Print the entries below word for word; the pictures stay out of your copy.

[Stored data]
━━━━

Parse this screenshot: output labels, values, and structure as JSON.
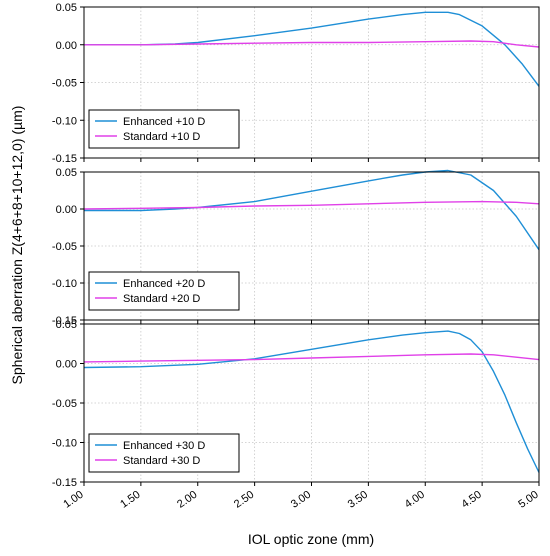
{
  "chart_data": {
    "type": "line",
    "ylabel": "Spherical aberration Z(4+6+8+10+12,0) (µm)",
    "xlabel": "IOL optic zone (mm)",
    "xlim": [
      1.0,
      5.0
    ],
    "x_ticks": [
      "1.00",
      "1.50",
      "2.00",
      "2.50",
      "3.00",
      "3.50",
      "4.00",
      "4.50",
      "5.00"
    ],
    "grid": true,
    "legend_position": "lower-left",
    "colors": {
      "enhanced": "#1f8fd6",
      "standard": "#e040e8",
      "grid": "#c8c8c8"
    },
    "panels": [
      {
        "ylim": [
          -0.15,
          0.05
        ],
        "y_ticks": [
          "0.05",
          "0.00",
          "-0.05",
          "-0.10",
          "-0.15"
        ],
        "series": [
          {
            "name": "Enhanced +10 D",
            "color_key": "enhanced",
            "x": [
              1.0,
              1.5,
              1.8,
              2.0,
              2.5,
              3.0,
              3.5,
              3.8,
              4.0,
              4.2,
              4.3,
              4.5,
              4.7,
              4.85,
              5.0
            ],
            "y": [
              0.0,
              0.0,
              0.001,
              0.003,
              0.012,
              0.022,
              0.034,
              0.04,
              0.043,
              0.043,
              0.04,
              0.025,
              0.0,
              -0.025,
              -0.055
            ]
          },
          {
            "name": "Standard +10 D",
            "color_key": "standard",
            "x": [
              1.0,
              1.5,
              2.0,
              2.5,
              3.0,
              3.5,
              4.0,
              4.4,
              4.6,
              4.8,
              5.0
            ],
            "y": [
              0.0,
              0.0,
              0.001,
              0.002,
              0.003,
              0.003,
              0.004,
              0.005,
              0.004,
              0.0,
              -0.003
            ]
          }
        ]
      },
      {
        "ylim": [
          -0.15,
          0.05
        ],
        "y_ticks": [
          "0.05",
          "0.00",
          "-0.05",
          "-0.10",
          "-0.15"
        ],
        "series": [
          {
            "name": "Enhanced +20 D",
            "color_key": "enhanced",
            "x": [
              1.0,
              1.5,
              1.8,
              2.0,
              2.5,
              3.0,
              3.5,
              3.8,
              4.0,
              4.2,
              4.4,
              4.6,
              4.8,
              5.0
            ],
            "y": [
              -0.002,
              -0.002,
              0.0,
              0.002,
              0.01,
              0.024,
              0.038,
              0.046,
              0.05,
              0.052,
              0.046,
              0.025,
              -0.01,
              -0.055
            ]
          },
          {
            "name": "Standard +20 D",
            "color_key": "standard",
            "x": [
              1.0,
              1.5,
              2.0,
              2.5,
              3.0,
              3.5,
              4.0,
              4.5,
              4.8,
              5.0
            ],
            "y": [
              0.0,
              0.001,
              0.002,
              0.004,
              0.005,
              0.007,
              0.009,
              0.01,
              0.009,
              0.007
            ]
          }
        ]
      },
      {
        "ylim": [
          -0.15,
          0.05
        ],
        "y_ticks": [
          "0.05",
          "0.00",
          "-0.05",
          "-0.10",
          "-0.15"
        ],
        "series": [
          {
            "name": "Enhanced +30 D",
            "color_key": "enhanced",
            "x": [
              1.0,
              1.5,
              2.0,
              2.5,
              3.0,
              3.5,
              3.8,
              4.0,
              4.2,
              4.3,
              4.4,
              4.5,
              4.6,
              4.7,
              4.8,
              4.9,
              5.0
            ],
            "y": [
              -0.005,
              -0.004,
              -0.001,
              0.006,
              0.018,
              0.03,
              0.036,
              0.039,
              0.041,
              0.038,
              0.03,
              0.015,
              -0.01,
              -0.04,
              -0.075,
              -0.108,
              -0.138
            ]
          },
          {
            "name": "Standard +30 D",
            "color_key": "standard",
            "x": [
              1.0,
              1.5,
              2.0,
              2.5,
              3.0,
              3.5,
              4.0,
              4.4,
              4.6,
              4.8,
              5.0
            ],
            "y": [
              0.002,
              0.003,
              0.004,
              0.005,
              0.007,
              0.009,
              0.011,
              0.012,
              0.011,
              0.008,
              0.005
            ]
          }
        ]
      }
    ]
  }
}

━━━━

Answer to this problem:
Parse this screenshot: output labels, values, and structure as JSON.
{
  "chart_data": {
    "type": "line",
    "ylabel": "Spherical aberration Z(4+6+8+10+12,0) (µm)",
    "xlabel": "IOL optic zone (mm)",
    "xlim": [
      1.0,
      5.0
    ],
    "x_ticks": [
      "1.00",
      "1.50",
      "2.00",
      "2.50",
      "3.00",
      "3.50",
      "4.00",
      "4.50",
      "5.00"
    ],
    "grid": true,
    "legend_position": "lower-left",
    "colors": {
      "enhanced": "#1f8fd6",
      "standard": "#e040e8",
      "grid": "#c8c8c8"
    },
    "panels": [
      {
        "ylim": [
          -0.15,
          0.05
        ],
        "y_ticks": [
          "0.05",
          "0.00",
          "-0.05",
          "-0.10",
          "-0.15"
        ],
        "series": [
          {
            "name": "Enhanced +10 D",
            "color_key": "enhanced",
            "x": [
              1.0,
              1.5,
              1.8,
              2.0,
              2.5,
              3.0,
              3.5,
              3.8,
              4.0,
              4.2,
              4.3,
              4.5,
              4.7,
              4.85,
              5.0
            ],
            "y": [
              0.0,
              0.0,
              0.001,
              0.003,
              0.012,
              0.022,
              0.034,
              0.04,
              0.043,
              0.043,
              0.04,
              0.025,
              0.0,
              -0.025,
              -0.055
            ]
          },
          {
            "name": "Standard +10 D",
            "color_key": "standard",
            "x": [
              1.0,
              1.5,
              2.0,
              2.5,
              3.0,
              3.5,
              4.0,
              4.4,
              4.6,
              4.8,
              5.0
            ],
            "y": [
              0.0,
              0.0,
              0.001,
              0.002,
              0.003,
              0.003,
              0.004,
              0.005,
              0.004,
              0.0,
              -0.003
            ]
          }
        ]
      },
      {
        "ylim": [
          -0.15,
          0.05
        ],
        "y_ticks": [
          "0.05",
          "0.00",
          "-0.05",
          "-0.10",
          "-0.15"
        ],
        "series": [
          {
            "name": "Enhanced +20 D",
            "color_key": "enhanced",
            "x": [
              1.0,
              1.5,
              1.8,
              2.0,
              2.5,
              3.0,
              3.5,
              3.8,
              4.0,
              4.2,
              4.4,
              4.6,
              4.8,
              5.0
            ],
            "y": [
              -0.002,
              -0.002,
              0.0,
              0.002,
              0.01,
              0.024,
              0.038,
              0.046,
              0.05,
              0.052,
              0.046,
              0.025,
              -0.01,
              -0.055
            ]
          },
          {
            "name": "Standard +20 D",
            "color_key": "standard",
            "x": [
              1.0,
              1.5,
              2.0,
              2.5,
              3.0,
              3.5,
              4.0,
              4.5,
              4.8,
              5.0
            ],
            "y": [
              0.0,
              0.001,
              0.002,
              0.004,
              0.005,
              0.007,
              0.009,
              0.01,
              0.009,
              0.007
            ]
          }
        ]
      },
      {
        "ylim": [
          -0.15,
          0.05
        ],
        "y_ticks": [
          "0.05",
          "0.00",
          "-0.05",
          "-0.10",
          "-0.15"
        ],
        "series": [
          {
            "name": "Enhanced +30 D",
            "color_key": "enhanced",
            "x": [
              1.0,
              1.5,
              2.0,
              2.5,
              3.0,
              3.5,
              3.8,
              4.0,
              4.2,
              4.3,
              4.4,
              4.5,
              4.6,
              4.7,
              4.8,
              4.9,
              5.0
            ],
            "y": [
              -0.005,
              -0.004,
              -0.001,
              0.006,
              0.018,
              0.03,
              0.036,
              0.039,
              0.041,
              0.038,
              0.03,
              0.015,
              -0.01,
              -0.04,
              -0.075,
              -0.108,
              -0.138
            ]
          },
          {
            "name": "Standard +30 D",
            "color_key": "standard",
            "x": [
              1.0,
              1.5,
              2.0,
              2.5,
              3.0,
              3.5,
              4.0,
              4.4,
              4.6,
              4.8,
              5.0
            ],
            "y": [
              0.002,
              0.003,
              0.004,
              0.005,
              0.007,
              0.009,
              0.011,
              0.012,
              0.011,
              0.008,
              0.005
            ]
          }
        ]
      }
    ]
  }
}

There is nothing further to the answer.